• _Records shown_:
□ □ □ □ □
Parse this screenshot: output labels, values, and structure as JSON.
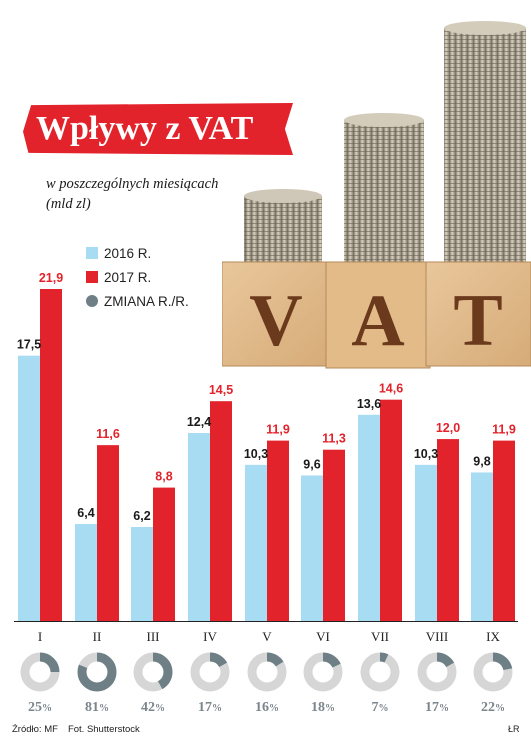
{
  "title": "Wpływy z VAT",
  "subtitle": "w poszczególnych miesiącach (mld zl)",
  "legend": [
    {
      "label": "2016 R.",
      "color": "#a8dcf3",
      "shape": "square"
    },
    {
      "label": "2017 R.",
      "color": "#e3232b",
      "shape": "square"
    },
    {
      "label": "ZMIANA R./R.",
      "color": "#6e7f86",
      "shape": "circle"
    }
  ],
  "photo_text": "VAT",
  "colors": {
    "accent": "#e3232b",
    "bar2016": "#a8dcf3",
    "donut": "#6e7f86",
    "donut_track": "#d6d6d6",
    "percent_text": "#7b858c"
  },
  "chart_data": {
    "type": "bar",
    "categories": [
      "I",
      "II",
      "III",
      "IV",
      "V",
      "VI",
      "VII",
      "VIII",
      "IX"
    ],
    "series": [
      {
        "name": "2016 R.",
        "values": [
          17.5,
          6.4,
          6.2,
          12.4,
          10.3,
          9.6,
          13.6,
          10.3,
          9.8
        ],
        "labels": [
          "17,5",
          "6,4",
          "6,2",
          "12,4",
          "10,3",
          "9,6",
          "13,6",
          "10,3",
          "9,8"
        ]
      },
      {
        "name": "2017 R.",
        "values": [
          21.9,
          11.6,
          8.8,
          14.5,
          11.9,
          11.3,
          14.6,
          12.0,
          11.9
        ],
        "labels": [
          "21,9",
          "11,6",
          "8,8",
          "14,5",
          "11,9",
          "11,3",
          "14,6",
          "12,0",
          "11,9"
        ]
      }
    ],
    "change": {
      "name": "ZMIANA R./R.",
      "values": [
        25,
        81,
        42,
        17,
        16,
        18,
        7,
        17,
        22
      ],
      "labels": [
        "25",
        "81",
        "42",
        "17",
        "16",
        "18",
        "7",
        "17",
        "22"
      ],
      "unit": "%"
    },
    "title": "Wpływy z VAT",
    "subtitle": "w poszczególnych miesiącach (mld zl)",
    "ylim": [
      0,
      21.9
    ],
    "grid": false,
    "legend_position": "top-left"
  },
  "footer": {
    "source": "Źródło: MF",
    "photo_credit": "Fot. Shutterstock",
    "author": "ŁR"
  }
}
□ □ □ □ □
• _Exercise description_:
Search the listing above for the string "subtitle". Copy every line that contains it.

• _Finished task_:
  "subtitle": "w poszczególnych miesiącach (mld zl)",
    "subtitle": "w poszczególnych miesiącach (mld zl)",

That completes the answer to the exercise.